══ Provided records ══

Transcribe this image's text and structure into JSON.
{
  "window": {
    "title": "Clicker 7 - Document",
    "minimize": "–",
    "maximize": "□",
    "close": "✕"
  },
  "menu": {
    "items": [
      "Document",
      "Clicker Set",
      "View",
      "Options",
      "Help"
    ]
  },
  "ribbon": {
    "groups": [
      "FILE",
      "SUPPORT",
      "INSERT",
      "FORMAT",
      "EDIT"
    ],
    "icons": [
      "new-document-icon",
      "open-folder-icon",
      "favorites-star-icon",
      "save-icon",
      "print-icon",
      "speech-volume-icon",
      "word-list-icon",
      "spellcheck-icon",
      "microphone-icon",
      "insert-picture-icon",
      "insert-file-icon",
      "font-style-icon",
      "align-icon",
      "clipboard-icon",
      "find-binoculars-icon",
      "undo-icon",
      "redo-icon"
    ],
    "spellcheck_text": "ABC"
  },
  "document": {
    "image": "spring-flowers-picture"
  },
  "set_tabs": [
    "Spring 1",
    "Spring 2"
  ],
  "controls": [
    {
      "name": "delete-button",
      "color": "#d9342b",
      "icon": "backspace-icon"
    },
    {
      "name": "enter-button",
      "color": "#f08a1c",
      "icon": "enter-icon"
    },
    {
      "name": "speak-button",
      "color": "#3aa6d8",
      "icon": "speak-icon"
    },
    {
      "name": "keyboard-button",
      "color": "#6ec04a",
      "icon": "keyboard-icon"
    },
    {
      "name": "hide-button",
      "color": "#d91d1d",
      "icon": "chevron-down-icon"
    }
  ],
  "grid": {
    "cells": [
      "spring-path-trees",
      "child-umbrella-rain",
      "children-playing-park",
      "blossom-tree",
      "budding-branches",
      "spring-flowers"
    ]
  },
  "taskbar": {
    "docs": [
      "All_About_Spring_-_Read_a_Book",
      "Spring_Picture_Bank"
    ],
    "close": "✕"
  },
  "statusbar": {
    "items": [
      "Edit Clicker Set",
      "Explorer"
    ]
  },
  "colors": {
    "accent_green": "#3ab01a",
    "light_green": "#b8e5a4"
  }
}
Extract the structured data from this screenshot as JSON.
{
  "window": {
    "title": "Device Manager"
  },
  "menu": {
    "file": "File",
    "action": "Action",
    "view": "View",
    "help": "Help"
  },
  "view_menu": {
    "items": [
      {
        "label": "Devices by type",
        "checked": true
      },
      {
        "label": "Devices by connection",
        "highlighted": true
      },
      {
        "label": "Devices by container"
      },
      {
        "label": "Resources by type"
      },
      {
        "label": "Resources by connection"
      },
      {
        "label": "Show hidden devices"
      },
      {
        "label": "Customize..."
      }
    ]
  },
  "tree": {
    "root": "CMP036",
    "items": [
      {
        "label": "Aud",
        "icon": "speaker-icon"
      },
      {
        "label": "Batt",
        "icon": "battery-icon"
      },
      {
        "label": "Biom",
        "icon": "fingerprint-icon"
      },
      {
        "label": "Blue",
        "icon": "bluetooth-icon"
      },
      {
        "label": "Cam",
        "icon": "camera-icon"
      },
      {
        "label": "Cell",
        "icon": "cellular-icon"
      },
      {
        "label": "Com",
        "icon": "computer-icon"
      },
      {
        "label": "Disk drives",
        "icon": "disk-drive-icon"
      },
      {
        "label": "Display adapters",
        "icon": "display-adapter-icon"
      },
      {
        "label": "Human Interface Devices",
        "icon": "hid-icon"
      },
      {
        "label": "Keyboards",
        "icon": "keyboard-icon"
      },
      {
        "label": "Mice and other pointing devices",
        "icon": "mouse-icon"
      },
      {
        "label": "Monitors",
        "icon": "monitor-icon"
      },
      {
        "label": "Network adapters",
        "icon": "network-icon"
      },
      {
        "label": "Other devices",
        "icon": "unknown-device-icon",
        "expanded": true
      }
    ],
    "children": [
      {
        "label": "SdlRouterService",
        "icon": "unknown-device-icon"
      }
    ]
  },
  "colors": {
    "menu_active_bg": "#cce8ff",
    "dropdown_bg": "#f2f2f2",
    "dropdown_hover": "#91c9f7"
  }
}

═══

To do
Using the records above, copy every line that has the word "unknown" in it.

Exercise result
        "icon": "unknown-device-icon",
        "icon": "unknown-device-icon"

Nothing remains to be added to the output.